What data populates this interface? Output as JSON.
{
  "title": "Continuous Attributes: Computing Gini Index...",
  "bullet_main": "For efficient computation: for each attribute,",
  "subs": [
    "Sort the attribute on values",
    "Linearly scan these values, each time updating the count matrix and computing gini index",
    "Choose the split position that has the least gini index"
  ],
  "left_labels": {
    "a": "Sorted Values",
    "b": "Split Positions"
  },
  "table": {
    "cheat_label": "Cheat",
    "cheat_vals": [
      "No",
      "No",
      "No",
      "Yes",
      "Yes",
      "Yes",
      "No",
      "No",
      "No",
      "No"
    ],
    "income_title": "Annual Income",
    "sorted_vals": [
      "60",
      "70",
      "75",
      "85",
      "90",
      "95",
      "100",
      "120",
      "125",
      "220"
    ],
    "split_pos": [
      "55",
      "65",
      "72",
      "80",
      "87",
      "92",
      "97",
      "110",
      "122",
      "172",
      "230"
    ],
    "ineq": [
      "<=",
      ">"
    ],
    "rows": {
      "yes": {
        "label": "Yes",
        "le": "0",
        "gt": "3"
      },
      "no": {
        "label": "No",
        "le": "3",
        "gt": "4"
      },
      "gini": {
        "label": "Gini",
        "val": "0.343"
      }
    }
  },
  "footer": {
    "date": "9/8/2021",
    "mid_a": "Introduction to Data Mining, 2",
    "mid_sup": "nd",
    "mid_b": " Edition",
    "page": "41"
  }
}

* * *

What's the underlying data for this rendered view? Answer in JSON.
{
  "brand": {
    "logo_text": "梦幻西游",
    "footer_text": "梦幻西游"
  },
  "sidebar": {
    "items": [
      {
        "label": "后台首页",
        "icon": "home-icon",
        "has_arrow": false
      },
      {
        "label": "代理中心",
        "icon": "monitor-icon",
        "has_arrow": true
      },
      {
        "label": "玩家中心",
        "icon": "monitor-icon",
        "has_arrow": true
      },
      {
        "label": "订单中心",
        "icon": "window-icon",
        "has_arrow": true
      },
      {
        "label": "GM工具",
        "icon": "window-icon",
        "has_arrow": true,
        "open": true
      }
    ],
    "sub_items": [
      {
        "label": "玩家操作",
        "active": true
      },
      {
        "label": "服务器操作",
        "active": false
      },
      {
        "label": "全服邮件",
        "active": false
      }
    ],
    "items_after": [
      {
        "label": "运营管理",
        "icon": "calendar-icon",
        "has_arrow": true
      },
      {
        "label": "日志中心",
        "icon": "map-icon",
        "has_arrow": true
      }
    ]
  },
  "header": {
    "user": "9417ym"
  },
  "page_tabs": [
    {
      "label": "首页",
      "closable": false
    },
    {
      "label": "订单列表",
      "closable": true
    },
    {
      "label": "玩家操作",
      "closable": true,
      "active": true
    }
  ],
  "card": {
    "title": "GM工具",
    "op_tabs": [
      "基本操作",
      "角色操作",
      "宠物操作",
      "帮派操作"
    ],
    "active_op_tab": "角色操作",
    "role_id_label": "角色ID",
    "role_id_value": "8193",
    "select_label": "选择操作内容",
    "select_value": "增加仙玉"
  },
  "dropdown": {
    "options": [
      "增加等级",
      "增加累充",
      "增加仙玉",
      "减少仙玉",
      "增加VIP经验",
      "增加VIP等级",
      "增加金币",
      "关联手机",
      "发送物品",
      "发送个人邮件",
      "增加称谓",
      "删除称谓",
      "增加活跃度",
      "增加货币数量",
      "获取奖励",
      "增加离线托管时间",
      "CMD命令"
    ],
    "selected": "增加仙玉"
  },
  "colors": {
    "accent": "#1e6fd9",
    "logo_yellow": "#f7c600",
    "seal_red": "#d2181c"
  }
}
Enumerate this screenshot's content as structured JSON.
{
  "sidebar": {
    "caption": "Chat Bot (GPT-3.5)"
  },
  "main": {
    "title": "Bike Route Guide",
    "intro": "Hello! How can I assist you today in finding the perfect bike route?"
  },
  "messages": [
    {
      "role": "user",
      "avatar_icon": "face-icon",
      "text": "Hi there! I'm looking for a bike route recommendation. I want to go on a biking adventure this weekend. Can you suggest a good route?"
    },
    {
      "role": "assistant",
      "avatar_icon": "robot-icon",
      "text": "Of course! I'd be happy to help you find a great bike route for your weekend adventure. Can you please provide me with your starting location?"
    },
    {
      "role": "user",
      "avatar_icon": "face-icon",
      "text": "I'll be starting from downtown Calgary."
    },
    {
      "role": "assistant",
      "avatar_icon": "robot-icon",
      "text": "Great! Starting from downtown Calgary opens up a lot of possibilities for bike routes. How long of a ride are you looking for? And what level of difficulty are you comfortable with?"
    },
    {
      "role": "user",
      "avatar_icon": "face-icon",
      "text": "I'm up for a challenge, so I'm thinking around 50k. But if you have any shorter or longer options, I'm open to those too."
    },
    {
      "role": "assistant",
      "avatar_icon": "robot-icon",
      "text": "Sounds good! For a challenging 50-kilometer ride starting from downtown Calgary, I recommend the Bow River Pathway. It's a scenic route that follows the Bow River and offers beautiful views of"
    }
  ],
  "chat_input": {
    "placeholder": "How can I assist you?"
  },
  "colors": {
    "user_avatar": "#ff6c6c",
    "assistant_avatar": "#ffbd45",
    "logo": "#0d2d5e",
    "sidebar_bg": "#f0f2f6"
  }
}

**EXERCISE:**
Identify and copy all lines with the word "weekend".

**FULL SOLUTION:**
      "text": "Hi there! I'm looking for a bike route recommendation. I want to go on a biking adventure this weekend. Can you suggest a good route?"
      "text": "Of course! I'd be happy to help you find a great bike route for your weekend adventure. Can you please provide me with your starting location?"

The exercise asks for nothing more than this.